MATERIAL SUPPLIED
+-------+

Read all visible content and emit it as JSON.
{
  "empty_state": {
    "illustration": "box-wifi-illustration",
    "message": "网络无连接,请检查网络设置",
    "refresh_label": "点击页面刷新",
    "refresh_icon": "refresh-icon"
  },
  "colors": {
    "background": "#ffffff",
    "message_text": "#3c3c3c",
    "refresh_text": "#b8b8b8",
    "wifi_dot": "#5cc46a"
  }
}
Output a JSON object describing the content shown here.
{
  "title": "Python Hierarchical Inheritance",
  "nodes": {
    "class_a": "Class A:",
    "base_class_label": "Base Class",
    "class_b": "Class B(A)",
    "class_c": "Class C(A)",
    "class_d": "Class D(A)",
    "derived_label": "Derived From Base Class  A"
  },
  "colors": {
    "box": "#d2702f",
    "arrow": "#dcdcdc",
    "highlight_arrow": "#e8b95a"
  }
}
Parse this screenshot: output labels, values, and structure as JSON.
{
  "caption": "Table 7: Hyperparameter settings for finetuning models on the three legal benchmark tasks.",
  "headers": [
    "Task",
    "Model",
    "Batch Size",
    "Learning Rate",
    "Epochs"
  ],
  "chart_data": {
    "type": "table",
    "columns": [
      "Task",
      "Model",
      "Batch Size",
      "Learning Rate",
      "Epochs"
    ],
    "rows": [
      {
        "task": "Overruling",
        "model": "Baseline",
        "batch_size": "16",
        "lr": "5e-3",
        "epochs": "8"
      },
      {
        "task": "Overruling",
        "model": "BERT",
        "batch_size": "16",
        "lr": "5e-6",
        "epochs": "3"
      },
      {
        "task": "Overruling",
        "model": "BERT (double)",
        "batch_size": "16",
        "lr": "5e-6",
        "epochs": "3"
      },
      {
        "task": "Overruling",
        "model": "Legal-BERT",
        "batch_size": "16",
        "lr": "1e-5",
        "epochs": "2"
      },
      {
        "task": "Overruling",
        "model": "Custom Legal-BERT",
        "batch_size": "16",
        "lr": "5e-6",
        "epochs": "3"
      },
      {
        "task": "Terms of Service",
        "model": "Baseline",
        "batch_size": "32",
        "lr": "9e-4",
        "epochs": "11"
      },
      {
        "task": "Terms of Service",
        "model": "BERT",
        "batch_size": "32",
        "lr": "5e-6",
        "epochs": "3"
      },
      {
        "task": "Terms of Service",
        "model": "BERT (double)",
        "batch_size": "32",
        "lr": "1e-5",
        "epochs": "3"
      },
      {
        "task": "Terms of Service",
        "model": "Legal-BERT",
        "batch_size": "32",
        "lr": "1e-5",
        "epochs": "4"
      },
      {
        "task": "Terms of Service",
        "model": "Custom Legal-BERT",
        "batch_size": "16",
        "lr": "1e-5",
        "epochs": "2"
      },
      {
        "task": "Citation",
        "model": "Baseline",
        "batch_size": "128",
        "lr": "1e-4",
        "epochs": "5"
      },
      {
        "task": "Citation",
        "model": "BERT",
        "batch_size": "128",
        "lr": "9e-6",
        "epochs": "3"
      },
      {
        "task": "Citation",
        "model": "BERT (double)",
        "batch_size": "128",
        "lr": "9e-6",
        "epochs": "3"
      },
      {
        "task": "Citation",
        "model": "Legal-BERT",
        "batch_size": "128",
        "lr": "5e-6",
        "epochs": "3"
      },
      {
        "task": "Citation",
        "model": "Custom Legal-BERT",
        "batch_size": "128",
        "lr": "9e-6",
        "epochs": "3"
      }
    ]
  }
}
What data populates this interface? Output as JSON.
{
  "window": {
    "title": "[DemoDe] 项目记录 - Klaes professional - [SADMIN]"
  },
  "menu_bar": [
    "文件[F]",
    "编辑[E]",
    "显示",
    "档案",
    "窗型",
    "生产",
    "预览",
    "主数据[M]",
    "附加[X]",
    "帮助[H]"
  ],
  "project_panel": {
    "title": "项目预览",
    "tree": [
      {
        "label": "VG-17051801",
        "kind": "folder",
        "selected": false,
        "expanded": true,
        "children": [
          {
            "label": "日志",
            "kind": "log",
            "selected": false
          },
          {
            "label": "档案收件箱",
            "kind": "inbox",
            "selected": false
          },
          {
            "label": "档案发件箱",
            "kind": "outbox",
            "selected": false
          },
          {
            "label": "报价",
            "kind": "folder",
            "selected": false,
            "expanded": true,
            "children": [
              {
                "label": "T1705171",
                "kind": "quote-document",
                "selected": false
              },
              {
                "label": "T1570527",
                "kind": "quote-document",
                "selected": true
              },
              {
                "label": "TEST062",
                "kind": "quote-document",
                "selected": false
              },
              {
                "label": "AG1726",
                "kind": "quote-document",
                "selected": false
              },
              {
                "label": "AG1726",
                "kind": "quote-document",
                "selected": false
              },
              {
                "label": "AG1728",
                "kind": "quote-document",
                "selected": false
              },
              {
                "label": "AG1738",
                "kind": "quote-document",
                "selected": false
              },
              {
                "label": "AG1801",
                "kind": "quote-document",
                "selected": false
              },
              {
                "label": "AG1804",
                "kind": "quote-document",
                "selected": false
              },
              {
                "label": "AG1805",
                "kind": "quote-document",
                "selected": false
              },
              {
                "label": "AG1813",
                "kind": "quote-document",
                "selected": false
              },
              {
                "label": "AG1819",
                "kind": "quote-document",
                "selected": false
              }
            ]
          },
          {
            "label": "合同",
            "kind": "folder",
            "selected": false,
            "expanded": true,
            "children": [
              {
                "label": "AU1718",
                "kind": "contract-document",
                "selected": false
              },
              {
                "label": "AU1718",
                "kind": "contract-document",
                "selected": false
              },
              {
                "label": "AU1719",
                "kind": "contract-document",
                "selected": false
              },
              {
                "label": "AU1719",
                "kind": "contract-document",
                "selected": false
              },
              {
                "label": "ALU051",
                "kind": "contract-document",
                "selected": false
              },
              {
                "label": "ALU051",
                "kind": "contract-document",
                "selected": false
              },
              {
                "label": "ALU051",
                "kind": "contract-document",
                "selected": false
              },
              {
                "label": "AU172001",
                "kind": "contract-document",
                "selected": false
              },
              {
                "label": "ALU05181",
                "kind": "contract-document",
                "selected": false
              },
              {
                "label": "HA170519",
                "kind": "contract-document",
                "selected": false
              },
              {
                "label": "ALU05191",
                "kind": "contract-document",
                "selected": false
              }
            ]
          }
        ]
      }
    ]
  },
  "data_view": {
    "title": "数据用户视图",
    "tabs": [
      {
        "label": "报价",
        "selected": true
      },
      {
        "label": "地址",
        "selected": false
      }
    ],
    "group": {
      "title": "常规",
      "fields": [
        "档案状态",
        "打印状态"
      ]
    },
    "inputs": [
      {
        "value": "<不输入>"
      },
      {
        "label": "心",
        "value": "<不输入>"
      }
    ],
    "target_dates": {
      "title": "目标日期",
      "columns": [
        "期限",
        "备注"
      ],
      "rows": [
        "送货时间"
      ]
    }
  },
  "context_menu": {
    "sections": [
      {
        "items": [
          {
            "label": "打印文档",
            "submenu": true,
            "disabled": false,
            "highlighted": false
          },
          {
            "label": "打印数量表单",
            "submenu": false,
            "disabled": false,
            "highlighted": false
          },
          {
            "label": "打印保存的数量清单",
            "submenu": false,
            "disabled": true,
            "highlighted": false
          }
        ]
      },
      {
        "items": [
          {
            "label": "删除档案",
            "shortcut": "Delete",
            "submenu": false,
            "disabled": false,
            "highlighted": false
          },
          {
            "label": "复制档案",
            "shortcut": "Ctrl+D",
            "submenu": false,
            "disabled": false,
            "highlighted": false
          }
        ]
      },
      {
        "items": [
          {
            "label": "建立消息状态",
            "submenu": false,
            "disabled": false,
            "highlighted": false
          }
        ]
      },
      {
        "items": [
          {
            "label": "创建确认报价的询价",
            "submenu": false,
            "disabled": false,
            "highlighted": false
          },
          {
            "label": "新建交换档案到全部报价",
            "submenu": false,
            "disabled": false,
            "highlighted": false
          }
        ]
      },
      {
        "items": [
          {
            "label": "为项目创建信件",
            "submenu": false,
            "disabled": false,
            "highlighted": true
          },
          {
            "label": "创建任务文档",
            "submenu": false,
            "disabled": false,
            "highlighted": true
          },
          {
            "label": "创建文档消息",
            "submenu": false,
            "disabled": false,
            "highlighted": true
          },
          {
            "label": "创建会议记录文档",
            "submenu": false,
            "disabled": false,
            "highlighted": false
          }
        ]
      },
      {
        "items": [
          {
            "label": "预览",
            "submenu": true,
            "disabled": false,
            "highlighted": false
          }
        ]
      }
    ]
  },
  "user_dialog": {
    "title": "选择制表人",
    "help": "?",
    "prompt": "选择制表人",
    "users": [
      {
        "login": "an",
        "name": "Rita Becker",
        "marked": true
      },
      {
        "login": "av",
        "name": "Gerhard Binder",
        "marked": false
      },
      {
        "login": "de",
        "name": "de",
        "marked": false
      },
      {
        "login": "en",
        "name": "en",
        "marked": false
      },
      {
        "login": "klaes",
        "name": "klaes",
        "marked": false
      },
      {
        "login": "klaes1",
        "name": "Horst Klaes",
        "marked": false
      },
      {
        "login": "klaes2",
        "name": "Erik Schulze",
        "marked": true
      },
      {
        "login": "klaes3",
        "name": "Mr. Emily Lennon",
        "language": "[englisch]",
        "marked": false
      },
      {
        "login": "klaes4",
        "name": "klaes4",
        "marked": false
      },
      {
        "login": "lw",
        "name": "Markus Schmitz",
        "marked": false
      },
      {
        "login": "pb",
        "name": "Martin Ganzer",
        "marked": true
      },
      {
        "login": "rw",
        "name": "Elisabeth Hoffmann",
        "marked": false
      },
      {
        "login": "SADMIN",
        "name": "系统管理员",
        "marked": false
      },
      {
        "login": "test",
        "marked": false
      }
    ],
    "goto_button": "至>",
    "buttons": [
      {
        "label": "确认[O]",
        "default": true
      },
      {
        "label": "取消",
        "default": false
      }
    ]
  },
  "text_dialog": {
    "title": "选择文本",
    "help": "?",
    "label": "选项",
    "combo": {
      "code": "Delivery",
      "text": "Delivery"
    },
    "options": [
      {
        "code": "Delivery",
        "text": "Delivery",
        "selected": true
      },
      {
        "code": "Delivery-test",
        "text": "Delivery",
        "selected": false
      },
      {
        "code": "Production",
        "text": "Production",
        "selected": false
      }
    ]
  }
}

+-------+

WHAT TO DO
From the listing above, copy every line that holds the string "this".

ANSWER
Parse this screenshot: output labels, values, and structure as JSON.
What data populates this interface? Output as JSON.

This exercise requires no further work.